| Directions |
Print the whole listing exactly.

| Records shown |
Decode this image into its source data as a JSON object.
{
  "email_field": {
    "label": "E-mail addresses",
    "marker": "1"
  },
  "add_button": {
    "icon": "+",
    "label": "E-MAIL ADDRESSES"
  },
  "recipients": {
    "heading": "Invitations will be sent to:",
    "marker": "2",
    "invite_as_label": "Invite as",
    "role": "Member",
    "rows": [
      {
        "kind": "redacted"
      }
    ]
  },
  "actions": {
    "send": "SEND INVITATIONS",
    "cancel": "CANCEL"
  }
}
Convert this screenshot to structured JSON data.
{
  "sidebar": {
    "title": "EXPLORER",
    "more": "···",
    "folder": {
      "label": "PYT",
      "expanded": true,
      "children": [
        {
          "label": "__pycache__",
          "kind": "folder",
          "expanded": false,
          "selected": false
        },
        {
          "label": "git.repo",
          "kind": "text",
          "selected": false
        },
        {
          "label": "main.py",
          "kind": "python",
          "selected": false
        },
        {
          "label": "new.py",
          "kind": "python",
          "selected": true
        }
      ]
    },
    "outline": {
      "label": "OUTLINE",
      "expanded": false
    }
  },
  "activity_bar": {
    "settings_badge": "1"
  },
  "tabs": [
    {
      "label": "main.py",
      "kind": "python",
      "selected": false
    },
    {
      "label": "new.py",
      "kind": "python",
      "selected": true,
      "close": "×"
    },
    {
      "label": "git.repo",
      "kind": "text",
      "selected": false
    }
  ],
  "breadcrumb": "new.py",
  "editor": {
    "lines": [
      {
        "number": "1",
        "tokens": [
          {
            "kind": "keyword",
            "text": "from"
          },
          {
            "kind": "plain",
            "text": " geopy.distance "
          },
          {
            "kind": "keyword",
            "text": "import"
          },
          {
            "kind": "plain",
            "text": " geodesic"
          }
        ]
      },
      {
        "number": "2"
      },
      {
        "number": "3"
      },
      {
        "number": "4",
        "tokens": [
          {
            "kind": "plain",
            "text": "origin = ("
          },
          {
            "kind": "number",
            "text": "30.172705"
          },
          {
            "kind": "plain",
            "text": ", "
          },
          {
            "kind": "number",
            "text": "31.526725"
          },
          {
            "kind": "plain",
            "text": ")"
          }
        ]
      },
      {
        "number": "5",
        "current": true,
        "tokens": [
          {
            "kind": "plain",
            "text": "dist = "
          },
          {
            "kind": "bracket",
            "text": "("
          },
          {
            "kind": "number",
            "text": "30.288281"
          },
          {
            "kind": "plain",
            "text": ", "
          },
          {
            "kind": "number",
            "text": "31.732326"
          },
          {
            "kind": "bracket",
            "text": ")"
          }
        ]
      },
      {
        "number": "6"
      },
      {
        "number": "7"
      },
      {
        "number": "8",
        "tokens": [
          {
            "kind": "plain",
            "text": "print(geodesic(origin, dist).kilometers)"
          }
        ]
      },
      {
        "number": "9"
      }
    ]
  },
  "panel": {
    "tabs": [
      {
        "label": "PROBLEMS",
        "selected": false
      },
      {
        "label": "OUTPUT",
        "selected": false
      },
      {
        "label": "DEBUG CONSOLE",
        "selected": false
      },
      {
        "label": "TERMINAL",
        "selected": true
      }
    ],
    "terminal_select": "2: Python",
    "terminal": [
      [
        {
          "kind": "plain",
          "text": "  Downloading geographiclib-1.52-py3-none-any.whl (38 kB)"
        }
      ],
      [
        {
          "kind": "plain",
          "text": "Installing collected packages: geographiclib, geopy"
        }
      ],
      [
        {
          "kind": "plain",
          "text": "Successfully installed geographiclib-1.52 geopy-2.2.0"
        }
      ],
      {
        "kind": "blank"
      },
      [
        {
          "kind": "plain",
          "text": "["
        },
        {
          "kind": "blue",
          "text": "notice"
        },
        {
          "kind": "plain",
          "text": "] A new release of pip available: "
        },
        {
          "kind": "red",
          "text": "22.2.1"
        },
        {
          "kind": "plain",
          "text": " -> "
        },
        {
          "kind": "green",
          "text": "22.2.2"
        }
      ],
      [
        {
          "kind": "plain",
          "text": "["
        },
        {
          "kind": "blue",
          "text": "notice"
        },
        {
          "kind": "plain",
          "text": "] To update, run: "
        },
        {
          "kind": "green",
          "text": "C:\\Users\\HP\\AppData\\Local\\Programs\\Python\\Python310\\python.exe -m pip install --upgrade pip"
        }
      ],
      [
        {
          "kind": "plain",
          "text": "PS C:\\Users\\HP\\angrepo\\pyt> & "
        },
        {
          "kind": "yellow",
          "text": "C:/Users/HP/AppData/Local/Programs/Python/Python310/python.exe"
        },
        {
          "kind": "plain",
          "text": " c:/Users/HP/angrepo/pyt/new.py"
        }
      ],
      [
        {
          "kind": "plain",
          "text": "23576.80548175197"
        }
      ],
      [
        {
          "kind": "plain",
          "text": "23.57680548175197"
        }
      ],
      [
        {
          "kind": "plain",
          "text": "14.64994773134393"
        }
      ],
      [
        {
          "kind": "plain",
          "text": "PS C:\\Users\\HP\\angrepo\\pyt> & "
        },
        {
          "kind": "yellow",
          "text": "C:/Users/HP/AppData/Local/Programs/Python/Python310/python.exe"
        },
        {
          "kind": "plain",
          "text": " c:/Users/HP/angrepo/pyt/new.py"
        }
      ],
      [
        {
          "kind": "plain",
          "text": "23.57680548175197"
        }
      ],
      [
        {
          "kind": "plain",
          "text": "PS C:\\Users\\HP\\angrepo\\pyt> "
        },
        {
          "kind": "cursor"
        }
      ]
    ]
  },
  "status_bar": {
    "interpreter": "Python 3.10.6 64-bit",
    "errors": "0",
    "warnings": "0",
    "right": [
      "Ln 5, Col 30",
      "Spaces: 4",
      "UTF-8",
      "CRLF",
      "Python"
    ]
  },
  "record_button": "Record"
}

| Correct output |
Decode this image into its source data as a JSON object.
{
  "email_field": {
    "label": "E-mail addresses",
    "marker": "1"
  },
  "add_button": {
    "icon": "+",
    "label": "E-MAIL ADDRESSES"
  },
  "recipients": {
    "heading": "Invitations will be sent to:",
    "marker": "2",
    "invite_as_label": "Invite as",
    "role": "Member",
    "rows": [
      {
        "kind": "redacted"
      }
    ]
  },
  "actions": {
    "send": "SEND INVITATIONS",
    "cancel": "CANCEL"
  }
}
Convert this screenshot to structured JSON data.
{
  "sidebar": {
    "title": "EXPLORER",
    "more": "···",
    "folder": {
      "label": "PYT",
      "expanded": true,
      "children": [
        {
          "label": "__pycache__",
          "kind": "folder",
          "expanded": false,
          "selected": false
        },
        {
          "label": "git.repo",
          "kind": "text",
          "selected": false
        },
        {
          "label": "main.py",
          "kind": "python",
          "selected": false
        },
        {
          "label": "new.py",
          "kind": "python",
          "selected": true
        }
      ]
    },
    "outline": {
      "label": "OUTLINE",
      "expanded": false
    }
  },
  "activity_bar": {
    "settings_badge": "1"
  },
  "tabs": [
    {
      "label": "main.py",
      "kind": "python",
      "selected": false
    },
    {
      "label": "new.py",
      "kind": "python",
      "selected": true,
      "close": "×"
    },
    {
      "label": "git.repo",
      "kind": "text",
      "selected": false
    }
  ],
  "breadcrumb": "new.py",
  "editor": {
    "lines": [
      {
        "number": "1",
        "tokens": [
          {
            "kind": "keyword",
            "text": "from"
          },
          {
            "kind": "plain",
            "text": " geopy.distance "
          },
          {
            "kind": "keyword",
            "text": "import"
          },
          {
            "kind": "plain",
            "text": " geodesic"
          }
        ]
      },
      {
        "number": "2"
      },
      {
        "number": "3"
      },
      {
        "number": "4",
        "tokens": [
          {
            "kind": "plain",
            "text": "origin = ("
          },
          {
            "kind": "number",
            "text": "30.172705"
          },
          {
            "kind": "plain",
            "text": ", "
          },
          {
            "kind": "number",
            "text": "31.526725"
          },
          {
            "kind": "plain",
            "text": ")"
          }
        ]
      },
      {
        "number": "5",
        "current": true,
        "tokens": [
          {
            "kind": "plain",
            "text": "dist = "
          },
          {
            "kind": "bracket",
            "text": "("
          },
          {
            "kind": "number",
            "text": "30.288281"
          },
          {
            "kind": "plain",
            "text": ", "
          },
          {
            "kind": "number",
            "text": "31.732326"
          },
          {
            "kind": "bracket",
            "text": ")"
          }
        ]
      },
      {
        "number": "6"
      },
      {
        "number": "7"
      },
      {
        "number": "8",
        "tokens": [
          {
            "kind": "plain",
            "text": "print(geodesic(origin, dist).kilometers)"
          }
        ]
      },
      {
        "number": "9"
      }
    ]
  },
  "panel": {
    "tabs": [
      {
        "label": "PROBLEMS",
        "selected": false
      },
      {
        "label": "OUTPUT",
        "selected": false
      },
      {
        "label": "DEBUG CONSOLE",
        "selected": false
      },
      {
        "label": "TERMINAL",
        "selected": true
      }
    ],
    "terminal_select": "2: Python",
    "terminal": [
      [
        {
          "kind": "plain",
          "text": "  Downloading geographiclib-1.52-py3-none-any.whl (38 kB)"
        }
      ],
      [
        {
          "kind": "plain",
          "text": "Installing collected packages: geographiclib, geopy"
        }
      ],
      [
        {
          "kind": "plain",
          "text": "Successfully installed geographiclib-1.52 geopy-2.2.0"
        }
      ],
      {
        "kind": "blank"
      },
      [
        {
          "kind": "plain",
          "text": "["
        },
        {
          "kind": "blue",
          "text": "notice"
        },
        {
          "kind": "plain",
          "text": "] A new release of pip available: "
        },
        {
          "kind": "red",
          "text": "22.2.1"
        },
        {
          "kind": "plain",
          "text": " -> "
        },
        {
          "kind": "green",
          "text": "22.2.2"
        }
      ],
      [
        {
          "kind": "plain",
          "text": "["
        },
        {
          "kind": "blue",
          "text": "notice"
        },
        {
          "kind": "plain",
          "text": "] To update, run: "
        },
        {
          "kind": "green",
          "text": "C:\\Users\\HP\\AppData\\Local\\Programs\\Python\\Python310\\python.exe -m pip install --upgrade pip"
        }
      ],
      [
        {
          "kind": "plain",
          "text": "PS C:\\Users\\HP\\angrepo\\pyt> & "
        },
        {
          "kind": "yellow",
          "text": "C:/Users/HP/AppData/Local/Programs/Python/Python310/python.exe"
        },
        {
          "kind": "plain",
          "text": " c:/Users/HP/angrepo/pyt/new.py"
        }
      ],
      [
        {
          "kind": "plain",
          "text": "23576.80548175197"
        }
      ],
      [
        {
          "kind": "plain",
          "text": "23.57680548175197"
        }
      ],
      [
        {
          "kind": "plain",
          "text": "14.64994773134393"
        }
      ],
      [
        {
          "kind": "plain",
          "text": "PS C:\\Users\\HP\\angrepo\\pyt> & "
        },
        {
          "kind": "yellow",
          "text": "C:/Users/HP/AppData/Local/Programs/Python/Python310/python.exe"
        },
        {
          "kind": "plain",
          "text": " c:/Users/HP/angrepo/pyt/new.py"
        }
      ],
      [
        {
          "kind": "plain",
          "text": "23.57680548175197"
        }
      ],
      [
        {
          "kind": "plain",
          "text": "PS C:\\Users\\HP\\angrepo\\pyt> "
        },
        {
          "kind": "cursor"
        }
      ]
    ]
  },
  "status_bar": {
    "interpreter": "Python 3.10.6 64-bit",
    "errors": "0",
    "warnings": "0",
    "right": [
      "Ln 5, Col 30",
      "Spaces: 4",
      "UTF-8",
      "CRLF",
      "Python"
    ]
  },
  "record_button": "Record"
}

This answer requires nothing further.